YOUR TASK:
Starting at the line that holds "OCR this image.", quote every line through the end of the records, both boundary lines included. Omit the pictures.

** start RECORDS FOR THIS EXERCISE **

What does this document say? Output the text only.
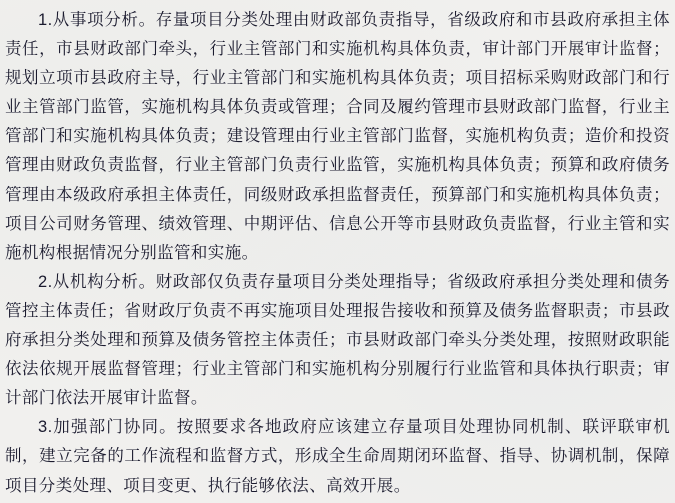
1.从事项分析。存量项目分类处理由财政部负责指导，省级政府和市县政府承担主体责任，市县财政部门牵头，行业主管部门和实施机构具体负责，审计部门开展审计监督；规划立项市县政府主导，行业主管部门和实施机构具体负责；项目招标采购财政部门和行业主管部门监管，实施机构具体负责或管理；合同及履约管理市县财政部门监督，行业主管部门和实施机构具体负责；建设管理由行业主管部门监督，实施机构负责；造价和投资管理由财政负责监督，行业主管部门负责行业监管，实施机构具体负责；预算和政府债务管理由本级政府承担主体责任，同级财政承担监督责任，预算部门和实施机构具体负责；项目公司财务管理、绩效管理、中期评估、信息公开等市县财政负责监督，行业主管和实施机构根据情况分别监管和实施。

2.从机构分析。财政部仅负责存量项目分类处理指导；省级政府承担分类处理和债务管控主体责任；省财政厅负责不再实施项目处理报告接收和预算及债务监督职责；市县政府承担分类处理和预算及债务管控主体责任；市县财政部门牵头分类处理，按照财政职能依法依规开展监督管理；行业主管部门和实施机构分别履行行业监管和具体执行职责；审计部门依法开展审计监督。

3.加强部门协同。按照要求各地政府应该建立存量项目处理协同机制、联评联审机制，建立完备的工作流程和监督方式，形成全生命周期闭环监督、指导、协调机制，保障项目分类处理、项目变更、执行能够依法、高效开展。
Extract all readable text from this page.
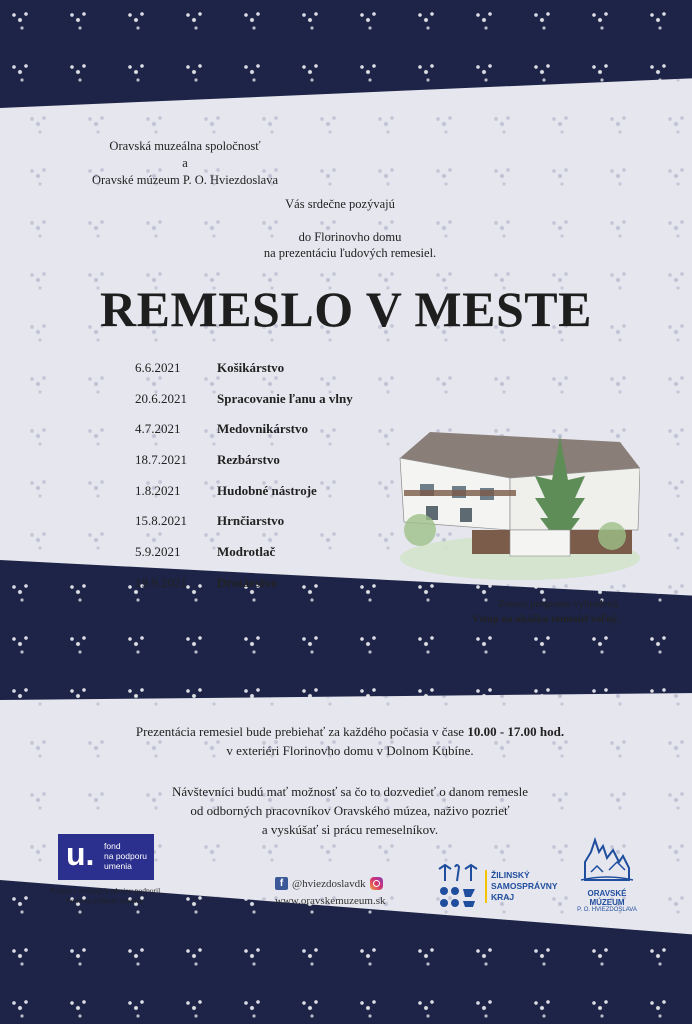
Oravská muzeálna spoločnosť
a
Oravské múzeum P. O. Hviezdoslava
Vás srdečne pozývajú
do Florinovho domu
na prezentáciu ľudových remesiel.
REMESLO V MESTE
6.6.2021	Košikárstvo
20.6.2021	Spracovanie ľanu a vlny
4.7.2021	Medovnikárstvo
18.7.2021	Rezbárstvo
1.8.2021	Hudobné nástroje
15.8.2021	Hrnčiarstvo
5.9.2021	Modrotlač
19.9.2021	Drotárstvo
Zmena programu vyhradená.
Vstup na ukážku remesiel voľný.
Prezentácia remesiel bude prebiehať za každého počasia v čase 10.00 - 17.00 hod.
v exteriéri Florinovho domu v Dolnom Kubíne.
Návštevníci budú mať možnosť sa čo to dozvedieť o danom remesle
od odborných pracovníkov Oravského múzea, naživo pozrieť
a vyskúšať si prácu remeselníkov.
u. fond
na podporu
umenia
Projekt z verejných zdrojov podporil
Fond na podporu umenia.
f @hviezdoslavdk
www.oravskemuzeum.sk
ŽILINSKÝ
SAMOSPRÁVNY
KRAJ	ORAVSKÉ
MÚZEUM
P. O. HVIEZDOSLAVA
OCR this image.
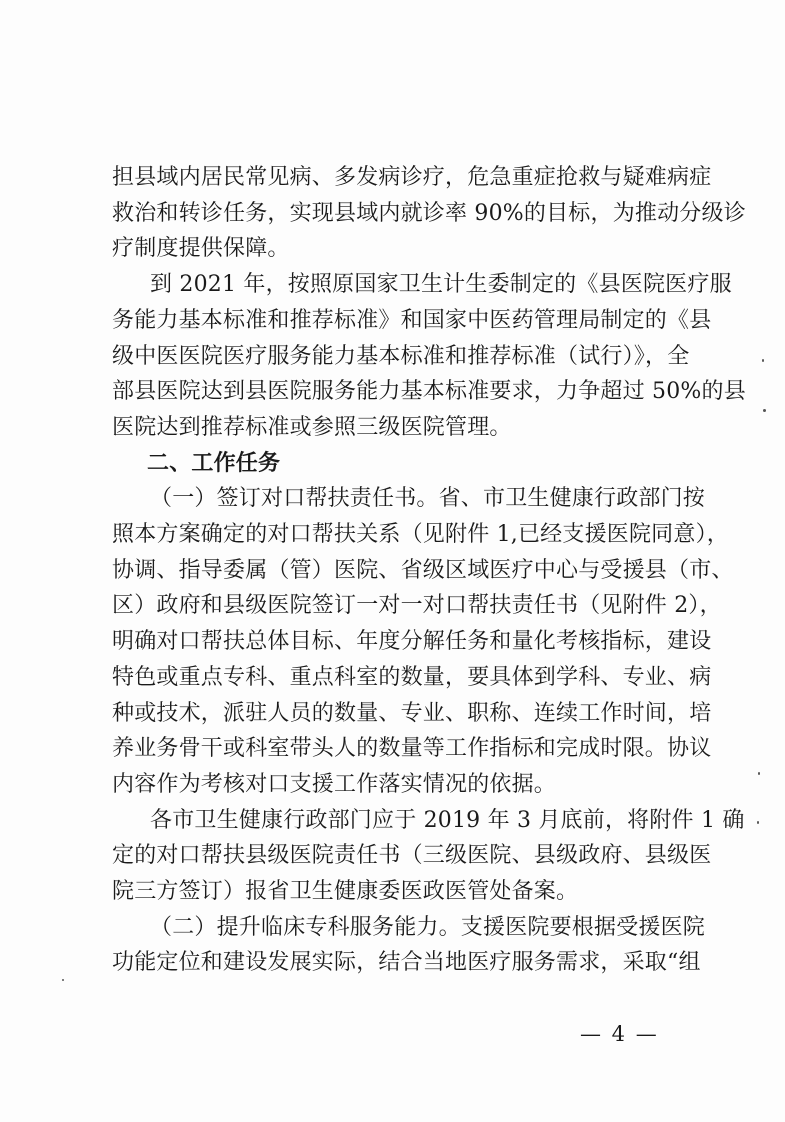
担县域内居民常见病、多发病诊疗，危急重症抢救与疑难病症
救治和转诊任务，实现县域内就诊率 90%的目标，为推动分级诊
疗制度提供保障。
到 2021 年，按照原国家卫生计生委制定的《县医院医疗服
务能力基本标准和推荐标准》和国家中医药管理局制定的《县
级中医医院医疗服务能力基本标准和推荐标准（试行）》，全
部县医院达到县医院服务能力基本标准要求，力争超过 50%的县
医院达到推荐标准或参照三级医院管理。
二、工作任务
（一）签订对口帮扶责任书。省、市卫生健康行政部门按
照本方案确定的对口帮扶关系（见附件 1,已经支援医院同意），
协调、指导委属（管）医院、省级区域医疗中心与受援县（市、
区）政府和县级医院签订一对一对口帮扶责任书（见附件 2），
明确对口帮扶总体目标、年度分解任务和量化考核指标，建设
特色或重点专科、重点科室的数量，要具体到学科、专业、病
种或技术，派驻人员的数量、专业、职称、连续工作时间，培
养业务骨干或科室带头人的数量等工作指标和完成时限。协议
内容作为考核对口支援工作落实情况的依据。
各市卫生健康行政部门应于 2019 年 3 月底前，将附件 1 确
定的对口帮扶县级医院责任书（三级医院、县级政府、县级医
院三方签订）报省卫生健康委医政医管处备案。
（二）提升临床专科服务能力。支援医院要根据受援医院
功能定位和建设发展实际，结合当地医疗服务需求，采取“组
— 4 —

** end RECORDS FOR THIS EXERCISE **

WORKED ANSWER:
OCR this image.
担县域内居民常见病、多发病诊疗，危急重症抢救与疑难病症
救治和转诊任务，实现县域内就诊率 90%的目标，为推动分级诊
疗制度提供保障。
到 2021 年，按照原国家卫生计生委制定的《县医院医疗服
务能力基本标准和推荐标准》和国家中医药管理局制定的《县
级中医医院医疗服务能力基本标准和推荐标准（试行）》，全
部县医院达到县医院服务能力基本标准要求，力争超过 50%的县
医院达到推荐标准或参照三级医院管理。
二、工作任务
（一）签订对口帮扶责任书。省、市卫生健康行政部门按
照本方案确定的对口帮扶关系（见附件 1,已经支援医院同意），
协调、指导委属（管）医院、省级区域医疗中心与受援县（市、
区）政府和县级医院签订一对一对口帮扶责任书（见附件 2），
明确对口帮扶总体目标、年度分解任务和量化考核指标，建设
特色或重点专科、重点科室的数量，要具体到学科、专业、病
种或技术，派驻人员的数量、专业、职称、连续工作时间，培
养业务骨干或科室带头人的数量等工作指标和完成时限。协议
内容作为考核对口支援工作落实情况的依据。
各市卫生健康行政部门应于 2019 年 3 月底前，将附件 1 确
定的对口帮扶县级医院责任书（三级医院、县级政府、县级医
院三方签订）报省卫生健康委医政医管处备案。
（二）提升临床专科服务能力。支援医院要根据受援医院
功能定位和建设发展实际，结合当地医疗服务需求，采取“组
— 4 —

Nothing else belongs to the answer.